DOCUMENT EXTRACT
===============

Case Studies

Navigating Intermingled Personal and Professional Relationships


It's often said that you shouldn't go into business with friends. But then, who should you go into business with? Friendship provides an important basis for partnership relationships - trust, but it also contains many pitfalls. More than half of the situations we deal with arise because these two types of relationships are mixed.

For example, in one case, two partners approached us, whose foundation for joint business had been a longstanding friendship. Just a few months into their joint business venture, dissatisfaction began to accumulate, sometimes leading to minor conflicts, but it was never seriously resolved. Dissatisfaction grew, and the business began to "stall."

Effective action:

The root of the problem in this situation lay not in business disagreements but in the improper transfer of personal relationships into the work sphere.

We started by separating these two types of relationships. In a business context, we tackled one of the most uncomfortable and avoided questions - whether it is worth continuing to do business together at all. We quickly came to scenarios where they could end their partnership and remain friends.

===============

DATA LISTING
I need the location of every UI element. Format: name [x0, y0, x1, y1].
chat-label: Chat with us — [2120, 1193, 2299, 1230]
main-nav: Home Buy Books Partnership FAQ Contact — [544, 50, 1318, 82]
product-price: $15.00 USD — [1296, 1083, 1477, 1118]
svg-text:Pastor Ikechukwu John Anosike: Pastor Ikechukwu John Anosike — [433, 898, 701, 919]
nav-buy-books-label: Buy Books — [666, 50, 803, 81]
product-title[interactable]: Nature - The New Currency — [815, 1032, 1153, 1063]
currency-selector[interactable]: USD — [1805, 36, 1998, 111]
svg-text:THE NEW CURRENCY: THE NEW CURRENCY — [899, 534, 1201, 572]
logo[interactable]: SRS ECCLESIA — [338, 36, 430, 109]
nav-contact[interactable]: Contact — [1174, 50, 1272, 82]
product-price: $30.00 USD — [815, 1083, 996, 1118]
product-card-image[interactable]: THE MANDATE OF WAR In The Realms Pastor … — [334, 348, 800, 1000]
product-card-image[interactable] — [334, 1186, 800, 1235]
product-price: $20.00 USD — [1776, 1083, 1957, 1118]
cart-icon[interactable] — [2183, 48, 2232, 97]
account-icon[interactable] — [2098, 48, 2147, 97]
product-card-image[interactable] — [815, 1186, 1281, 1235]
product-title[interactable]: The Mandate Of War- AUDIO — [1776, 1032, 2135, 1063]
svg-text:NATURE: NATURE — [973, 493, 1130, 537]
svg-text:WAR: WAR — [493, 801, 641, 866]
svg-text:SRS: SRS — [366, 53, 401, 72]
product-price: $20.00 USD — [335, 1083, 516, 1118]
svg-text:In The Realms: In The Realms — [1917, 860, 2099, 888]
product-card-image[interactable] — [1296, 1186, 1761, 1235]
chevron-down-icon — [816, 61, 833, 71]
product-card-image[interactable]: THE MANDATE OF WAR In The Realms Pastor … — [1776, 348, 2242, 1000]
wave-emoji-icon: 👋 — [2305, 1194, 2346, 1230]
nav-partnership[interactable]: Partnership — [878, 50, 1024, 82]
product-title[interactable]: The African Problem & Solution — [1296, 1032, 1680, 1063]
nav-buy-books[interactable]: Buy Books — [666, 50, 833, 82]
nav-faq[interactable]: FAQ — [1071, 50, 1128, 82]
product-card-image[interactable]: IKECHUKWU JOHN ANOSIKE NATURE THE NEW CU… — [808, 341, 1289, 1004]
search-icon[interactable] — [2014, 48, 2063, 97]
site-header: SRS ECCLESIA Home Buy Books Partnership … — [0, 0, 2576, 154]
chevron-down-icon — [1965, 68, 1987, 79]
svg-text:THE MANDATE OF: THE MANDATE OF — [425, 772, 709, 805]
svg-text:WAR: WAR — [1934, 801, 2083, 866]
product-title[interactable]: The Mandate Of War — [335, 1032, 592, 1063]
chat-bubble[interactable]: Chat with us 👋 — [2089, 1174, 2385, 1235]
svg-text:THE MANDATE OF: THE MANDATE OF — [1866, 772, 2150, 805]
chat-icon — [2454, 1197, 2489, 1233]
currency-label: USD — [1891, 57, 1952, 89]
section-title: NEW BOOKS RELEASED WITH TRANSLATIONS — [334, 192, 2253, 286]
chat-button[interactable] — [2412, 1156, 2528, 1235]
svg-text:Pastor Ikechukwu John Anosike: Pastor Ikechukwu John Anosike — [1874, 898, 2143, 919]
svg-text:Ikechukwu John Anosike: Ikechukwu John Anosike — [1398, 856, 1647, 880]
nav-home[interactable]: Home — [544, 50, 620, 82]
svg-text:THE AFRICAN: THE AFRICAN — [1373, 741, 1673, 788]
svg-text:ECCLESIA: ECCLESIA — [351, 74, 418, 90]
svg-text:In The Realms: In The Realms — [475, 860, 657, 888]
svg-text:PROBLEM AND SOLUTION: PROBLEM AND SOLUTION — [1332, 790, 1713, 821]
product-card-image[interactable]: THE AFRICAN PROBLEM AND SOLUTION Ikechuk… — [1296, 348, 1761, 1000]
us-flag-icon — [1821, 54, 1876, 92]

===============

TO DO
[A] Copy the case study word for word from "For example, in" up to and including "and remain friends.".
[B] List every heading in the case study.
[C] Rewrite the case study paragraph that begins "For example, in one case" as a short list of its main facts.
Use only the case study, not the data.

PROBLEM SOLUTIONS
[A]
For example, in one case, two partners approached us, whose foundation for joint business had been a longstanding friendship. Just a few months into their joint business venture, dissatisfaction began to accumulate, sometimes leading to minor conflicts, but it was never seriously resolved. Dissatisfaction grew, and the business began to "stall."

Effective action:

The root of the problem in this situation lay not in business disagreements but in the improper transfer of personal relationships into the work sphere.

We started by separating these two types of relationships. In a business context, we tackled one of the most uncomfortable and avoided questions - whether it is worth continuing to do business together at all. We quickly came to scenarios where they could end their partnership and remain friends.

[B]
- Case Studies
- Navigating Intermingled Personal and Professional Relationships
- Effective action

[C]
- Two partners whose joint business grew out of a longstanding friendship came for help.
- A few months into the venture, dissatisfaction began to build and sometimes led to minor conflicts.
- The problems were never seriously resolved.
- Dissatisfaction kept growing, and the business began to "stall."